*Items from an interface collection*
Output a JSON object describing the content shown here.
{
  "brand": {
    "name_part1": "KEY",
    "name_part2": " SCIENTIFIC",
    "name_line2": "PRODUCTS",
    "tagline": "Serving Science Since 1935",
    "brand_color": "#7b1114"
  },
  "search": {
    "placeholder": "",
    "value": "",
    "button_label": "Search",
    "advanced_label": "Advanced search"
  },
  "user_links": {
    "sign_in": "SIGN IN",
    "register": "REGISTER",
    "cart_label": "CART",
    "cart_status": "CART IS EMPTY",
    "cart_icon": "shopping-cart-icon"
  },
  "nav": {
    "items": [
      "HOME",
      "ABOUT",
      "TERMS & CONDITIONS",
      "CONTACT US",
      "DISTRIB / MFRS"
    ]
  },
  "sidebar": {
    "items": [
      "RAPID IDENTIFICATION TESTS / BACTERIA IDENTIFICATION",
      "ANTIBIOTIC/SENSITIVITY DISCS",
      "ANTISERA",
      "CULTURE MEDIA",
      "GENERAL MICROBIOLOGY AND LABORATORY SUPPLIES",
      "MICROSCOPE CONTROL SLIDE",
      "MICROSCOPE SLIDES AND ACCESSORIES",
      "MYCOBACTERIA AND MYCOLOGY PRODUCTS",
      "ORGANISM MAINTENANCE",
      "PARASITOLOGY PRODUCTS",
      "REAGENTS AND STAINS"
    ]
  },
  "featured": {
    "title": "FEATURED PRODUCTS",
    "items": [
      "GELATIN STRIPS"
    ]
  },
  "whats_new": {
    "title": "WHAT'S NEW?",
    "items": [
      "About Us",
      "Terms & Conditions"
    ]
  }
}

*Required work*
Reproduce every record above exactly as it is written.

*Response to the task*
Output a JSON object describing the content shown here.
{
  "brand": {
    "name_part1": "KEY",
    "name_part2": " SCIENTIFIC",
    "name_line2": "PRODUCTS",
    "tagline": "Serving Science Since 1935",
    "brand_color": "#7b1114"
  },
  "search": {
    "placeholder": "",
    "value": "",
    "button_label": "Search",
    "advanced_label": "Advanced search"
  },
  "user_links": {
    "sign_in": "SIGN IN",
    "register": "REGISTER",
    "cart_label": "CART",
    "cart_status": "CART IS EMPTY",
    "cart_icon": "shopping-cart-icon"
  },
  "nav": {
    "items": [
      "HOME",
      "ABOUT",
      "TERMS & CONDITIONS",
      "CONTACT US",
      "DISTRIB / MFRS"
    ]
  },
  "sidebar": {
    "items": [
      "RAPID IDENTIFICATION TESTS / BACTERIA IDENTIFICATION",
      "ANTIBIOTIC/SENSITIVITY DISCS",
      "ANTISERA",
      "CULTURE MEDIA",
      "GENERAL MICROBIOLOGY AND LABORATORY SUPPLIES",
      "MICROSCOPE CONTROL SLIDE",
      "MICROSCOPE SLIDES AND ACCESSORIES",
      "MYCOBACTERIA AND MYCOLOGY PRODUCTS",
      "ORGANISM MAINTENANCE",
      "PARASITOLOGY PRODUCTS",
      "REAGENTS AND STAINS"
    ]
  },
  "featured": {
    "title": "FEATURED PRODUCTS",
    "items": [
      "GELATIN STRIPS"
    ]
  },
  "whats_new": {
    "title": "WHAT'S NEW?",
    "items": [
      "About Us",
      "Terms & Conditions"
    ]
  }
}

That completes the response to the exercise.